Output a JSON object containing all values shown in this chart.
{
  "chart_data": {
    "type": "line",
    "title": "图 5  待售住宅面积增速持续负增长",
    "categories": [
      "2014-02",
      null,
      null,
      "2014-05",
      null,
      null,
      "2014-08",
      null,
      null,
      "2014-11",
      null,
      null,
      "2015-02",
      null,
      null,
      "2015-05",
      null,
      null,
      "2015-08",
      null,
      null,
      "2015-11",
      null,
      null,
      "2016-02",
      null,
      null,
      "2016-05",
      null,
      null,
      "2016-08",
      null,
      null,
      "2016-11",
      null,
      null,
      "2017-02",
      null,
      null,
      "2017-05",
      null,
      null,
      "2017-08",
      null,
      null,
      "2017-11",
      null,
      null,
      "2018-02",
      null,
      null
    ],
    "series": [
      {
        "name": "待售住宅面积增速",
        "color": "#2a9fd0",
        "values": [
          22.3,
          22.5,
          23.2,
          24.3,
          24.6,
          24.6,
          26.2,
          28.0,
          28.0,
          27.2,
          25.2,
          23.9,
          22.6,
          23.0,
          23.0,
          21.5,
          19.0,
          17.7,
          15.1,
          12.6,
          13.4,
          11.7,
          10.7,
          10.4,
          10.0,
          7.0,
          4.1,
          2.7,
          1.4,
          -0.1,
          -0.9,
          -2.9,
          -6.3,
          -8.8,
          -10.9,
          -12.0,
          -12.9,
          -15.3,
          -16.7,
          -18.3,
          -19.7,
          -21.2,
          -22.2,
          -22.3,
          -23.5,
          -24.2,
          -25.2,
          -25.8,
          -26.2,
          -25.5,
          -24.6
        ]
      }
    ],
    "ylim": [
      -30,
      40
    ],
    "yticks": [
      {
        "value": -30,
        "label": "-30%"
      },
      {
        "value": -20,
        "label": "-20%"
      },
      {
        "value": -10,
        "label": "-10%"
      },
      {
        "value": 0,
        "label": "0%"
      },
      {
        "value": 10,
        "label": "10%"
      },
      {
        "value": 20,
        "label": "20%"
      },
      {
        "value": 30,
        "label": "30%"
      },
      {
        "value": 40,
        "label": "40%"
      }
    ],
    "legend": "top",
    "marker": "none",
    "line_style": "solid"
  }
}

=-=-=

Repeat the records above exactly.

Output a JSON object containing all values shown in this chart.
{
  "chart_data": {
    "type": "line",
    "title": "图 5  待售住宅面积增速持续负增长",
    "categories": [
      "2014-02",
      null,
      null,
      "2014-05",
      null,
      null,
      "2014-08",
      null,
      null,
      "2014-11",
      null,
      null,
      "2015-02",
      null,
      null,
      "2015-05",
      null,
      null,
      "2015-08",
      null,
      null,
      "2015-11",
      null,
      null,
      "2016-02",
      null,
      null,
      "2016-05",
      null,
      null,
      "2016-08",
      null,
      null,
      "2016-11",
      null,
      null,
      "2017-02",
      null,
      null,
      "2017-05",
      null,
      null,
      "2017-08",
      null,
      null,
      "2017-11",
      null,
      null,
      "2018-02",
      null,
      null
    ],
    "series": [
      {
        "name": "待售住宅面积增速",
        "color": "#2a9fd0",
        "values": [
          22.3,
          22.5,
          23.2,
          24.3,
          24.6,
          24.6,
          26.2,
          28.0,
          28.0,
          27.2,
          25.2,
          23.9,
          22.6,
          23.0,
          23.0,
          21.5,
          19.0,
          17.7,
          15.1,
          12.6,
          13.4,
          11.7,
          10.7,
          10.4,
          10.0,
          7.0,
          4.1,
          2.7,
          1.4,
          -0.1,
          -0.9,
          -2.9,
          -6.3,
          -8.8,
          -10.9,
          -12.0,
          -12.9,
          -15.3,
          -16.7,
          -18.3,
          -19.7,
          -21.2,
          -22.2,
          -22.3,
          -23.5,
          -24.2,
          -25.2,
          -25.8,
          -26.2,
          -25.5,
          -24.6
        ]
      }
    ],
    "ylim": [
      -30,
      40
    ],
    "yticks": [
      {
        "value": -30,
        "label": "-30%"
      },
      {
        "value": -20,
        "label": "-20%"
      },
      {
        "value": -10,
        "label": "-10%"
      },
      {
        "value": 0,
        "label": "0%"
      },
      {
        "value": 10,
        "label": "10%"
      },
      {
        "value": 20,
        "label": "20%"
      },
      {
        "value": 30,
        "label": "30%"
      },
      {
        "value": 40,
        "label": "40%"
      }
    ],
    "legend": "top",
    "marker": "none",
    "line_style": "solid"
  }
}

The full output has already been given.